** Start of Data section **
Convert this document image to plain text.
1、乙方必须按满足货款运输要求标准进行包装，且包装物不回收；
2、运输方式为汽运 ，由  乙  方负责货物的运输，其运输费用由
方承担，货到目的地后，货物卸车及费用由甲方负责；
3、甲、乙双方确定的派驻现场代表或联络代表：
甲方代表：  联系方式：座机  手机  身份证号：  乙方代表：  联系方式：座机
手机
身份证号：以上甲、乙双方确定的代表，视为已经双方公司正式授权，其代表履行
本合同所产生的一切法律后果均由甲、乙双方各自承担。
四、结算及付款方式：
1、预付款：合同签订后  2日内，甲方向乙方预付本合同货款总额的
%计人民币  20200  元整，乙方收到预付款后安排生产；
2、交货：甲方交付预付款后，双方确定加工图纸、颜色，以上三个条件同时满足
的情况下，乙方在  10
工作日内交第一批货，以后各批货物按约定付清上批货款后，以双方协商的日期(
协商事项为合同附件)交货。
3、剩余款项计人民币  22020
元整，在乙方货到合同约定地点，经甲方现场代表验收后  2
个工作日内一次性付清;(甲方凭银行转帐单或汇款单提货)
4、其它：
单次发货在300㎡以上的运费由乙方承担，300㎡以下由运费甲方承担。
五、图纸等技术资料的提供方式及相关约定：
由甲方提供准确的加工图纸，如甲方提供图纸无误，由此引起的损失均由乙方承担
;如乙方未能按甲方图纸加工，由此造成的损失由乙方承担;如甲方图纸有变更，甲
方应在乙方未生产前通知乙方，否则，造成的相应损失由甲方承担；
** End of Data section **
(Work required): Faithfully reproduce all of the records, character for character.

(Full answer):
Convert this document image to plain text.
1、乙方必须按满足货款运输要求标准进行包装，且包装物不回收；
2、运输方式为汽运 ，由  乙  方负责货物的运输，其运输费用由
方承担，货到目的地后，货物卸车及费用由甲方负责；
3、甲、乙双方确定的派驻现场代表或联络代表：
甲方代表：  联系方式：座机  手机  身份证号：  乙方代表：  联系方式：座机
手机
身份证号：以上甲、乙双方确定的代表，视为已经双方公司正式授权，其代表履行
本合同所产生的一切法律后果均由甲、乙双方各自承担。
四、结算及付款方式：
1、预付款：合同签订后  2日内，甲方向乙方预付本合同货款总额的
%计人民币  20200  元整，乙方收到预付款后安排生产；
2、交货：甲方交付预付款后，双方确定加工图纸、颜色，以上三个条件同时满足
的情况下，乙方在  10
工作日内交第一批货，以后各批货物按约定付清上批货款后，以双方协商的日期(
协商事项为合同附件)交货。
3、剩余款项计人民币  22020
元整，在乙方货到合同约定地点，经甲方现场代表验收后  2
个工作日内一次性付清;(甲方凭银行转帐单或汇款单提货)
4、其它：
单次发货在300㎡以上的运费由乙方承担，300㎡以下由运费甲方承担。
五、图纸等技术资料的提供方式及相关约定：
由甲方提供准确的加工图纸，如甲方提供图纸无误，由此引起的损失均由乙方承担
;如乙方未能按甲方图纸加工，由此造成的损失由乙方承担;如甲方图纸有变更，甲
方应在乙方未生产前通知乙方，否则，造成的相应损失由甲方承担；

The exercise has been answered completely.